§ **Problem**
Across the listing below, how many lines hold "label"? Reply with the number by itself.

-- BEGIN Stored data --

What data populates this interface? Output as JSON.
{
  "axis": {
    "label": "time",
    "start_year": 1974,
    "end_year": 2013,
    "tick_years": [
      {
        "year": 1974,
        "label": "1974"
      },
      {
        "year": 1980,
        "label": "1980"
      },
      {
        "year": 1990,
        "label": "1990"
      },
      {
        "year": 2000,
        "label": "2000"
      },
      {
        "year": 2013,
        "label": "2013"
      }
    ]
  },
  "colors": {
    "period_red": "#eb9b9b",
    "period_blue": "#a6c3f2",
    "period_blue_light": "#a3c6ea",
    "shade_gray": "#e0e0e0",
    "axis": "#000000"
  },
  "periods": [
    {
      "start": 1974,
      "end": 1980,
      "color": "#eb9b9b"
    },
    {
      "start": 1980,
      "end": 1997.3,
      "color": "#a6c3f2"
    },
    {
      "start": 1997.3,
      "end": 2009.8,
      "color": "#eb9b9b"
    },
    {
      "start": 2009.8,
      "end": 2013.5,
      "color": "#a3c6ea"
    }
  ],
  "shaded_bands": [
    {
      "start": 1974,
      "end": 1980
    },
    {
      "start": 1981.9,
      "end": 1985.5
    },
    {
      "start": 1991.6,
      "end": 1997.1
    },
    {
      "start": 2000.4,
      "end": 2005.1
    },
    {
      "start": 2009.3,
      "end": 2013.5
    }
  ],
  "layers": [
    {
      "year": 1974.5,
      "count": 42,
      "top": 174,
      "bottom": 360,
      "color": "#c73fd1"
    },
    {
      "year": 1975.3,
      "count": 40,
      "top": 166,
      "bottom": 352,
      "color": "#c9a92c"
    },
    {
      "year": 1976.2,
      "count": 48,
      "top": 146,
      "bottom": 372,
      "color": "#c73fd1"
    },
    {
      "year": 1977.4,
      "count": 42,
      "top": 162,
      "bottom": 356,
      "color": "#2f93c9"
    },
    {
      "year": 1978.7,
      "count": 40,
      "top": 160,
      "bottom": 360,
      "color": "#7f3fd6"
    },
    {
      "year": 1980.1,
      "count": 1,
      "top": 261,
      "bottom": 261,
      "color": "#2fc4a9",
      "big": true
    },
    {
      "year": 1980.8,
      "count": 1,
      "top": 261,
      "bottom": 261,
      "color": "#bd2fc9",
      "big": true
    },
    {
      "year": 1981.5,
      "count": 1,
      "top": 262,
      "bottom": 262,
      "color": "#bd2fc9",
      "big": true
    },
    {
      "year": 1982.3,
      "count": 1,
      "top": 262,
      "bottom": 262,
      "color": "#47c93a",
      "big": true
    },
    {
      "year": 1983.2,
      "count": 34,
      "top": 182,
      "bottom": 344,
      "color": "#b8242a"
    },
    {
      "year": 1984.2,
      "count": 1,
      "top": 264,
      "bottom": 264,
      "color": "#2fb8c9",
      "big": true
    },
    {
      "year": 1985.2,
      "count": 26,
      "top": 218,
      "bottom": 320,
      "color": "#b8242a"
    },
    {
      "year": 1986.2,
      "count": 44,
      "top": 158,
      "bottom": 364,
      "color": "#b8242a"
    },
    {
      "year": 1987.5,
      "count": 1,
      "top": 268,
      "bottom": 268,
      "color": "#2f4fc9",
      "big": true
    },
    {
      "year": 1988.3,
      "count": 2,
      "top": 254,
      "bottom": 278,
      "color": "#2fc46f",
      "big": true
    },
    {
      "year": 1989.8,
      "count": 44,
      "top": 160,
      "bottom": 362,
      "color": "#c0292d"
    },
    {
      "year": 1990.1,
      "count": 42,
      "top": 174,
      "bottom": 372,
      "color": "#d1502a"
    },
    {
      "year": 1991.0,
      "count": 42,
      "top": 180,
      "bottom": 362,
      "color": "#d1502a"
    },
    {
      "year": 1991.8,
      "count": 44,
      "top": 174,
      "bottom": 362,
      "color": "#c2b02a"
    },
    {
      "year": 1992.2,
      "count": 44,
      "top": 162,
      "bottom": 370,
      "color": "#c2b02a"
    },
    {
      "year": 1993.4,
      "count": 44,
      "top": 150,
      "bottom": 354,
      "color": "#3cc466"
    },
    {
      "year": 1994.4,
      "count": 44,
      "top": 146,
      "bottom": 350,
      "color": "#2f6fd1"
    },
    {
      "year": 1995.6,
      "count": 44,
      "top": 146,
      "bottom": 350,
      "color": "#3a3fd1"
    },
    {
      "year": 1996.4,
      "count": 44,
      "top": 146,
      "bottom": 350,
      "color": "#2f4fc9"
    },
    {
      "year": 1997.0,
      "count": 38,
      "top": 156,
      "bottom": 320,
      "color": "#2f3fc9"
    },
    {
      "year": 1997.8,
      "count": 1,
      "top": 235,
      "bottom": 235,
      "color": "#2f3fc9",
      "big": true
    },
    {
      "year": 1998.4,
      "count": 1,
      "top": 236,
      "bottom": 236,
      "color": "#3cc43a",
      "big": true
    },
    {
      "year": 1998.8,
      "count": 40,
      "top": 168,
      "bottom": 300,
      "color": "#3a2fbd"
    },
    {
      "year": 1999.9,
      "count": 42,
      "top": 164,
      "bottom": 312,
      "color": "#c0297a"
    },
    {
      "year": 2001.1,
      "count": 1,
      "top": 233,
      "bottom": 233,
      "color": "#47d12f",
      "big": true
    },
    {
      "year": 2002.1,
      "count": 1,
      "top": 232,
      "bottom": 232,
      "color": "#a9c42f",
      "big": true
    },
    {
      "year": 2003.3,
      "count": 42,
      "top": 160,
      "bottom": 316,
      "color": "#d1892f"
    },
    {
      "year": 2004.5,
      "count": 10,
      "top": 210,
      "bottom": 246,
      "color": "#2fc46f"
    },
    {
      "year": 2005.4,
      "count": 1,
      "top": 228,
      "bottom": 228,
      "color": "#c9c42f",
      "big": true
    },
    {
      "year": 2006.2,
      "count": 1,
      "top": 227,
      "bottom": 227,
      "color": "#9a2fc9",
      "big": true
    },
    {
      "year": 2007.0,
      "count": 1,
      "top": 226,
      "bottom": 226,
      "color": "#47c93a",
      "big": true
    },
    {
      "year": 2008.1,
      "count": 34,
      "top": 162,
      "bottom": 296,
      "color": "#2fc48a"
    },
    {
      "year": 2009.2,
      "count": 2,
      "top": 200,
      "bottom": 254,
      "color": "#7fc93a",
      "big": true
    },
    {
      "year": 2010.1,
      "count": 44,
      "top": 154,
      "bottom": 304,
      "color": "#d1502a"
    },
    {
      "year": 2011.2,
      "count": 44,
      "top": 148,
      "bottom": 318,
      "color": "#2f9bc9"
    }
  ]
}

-- END Stored data --

§ **Response for this exercise**
6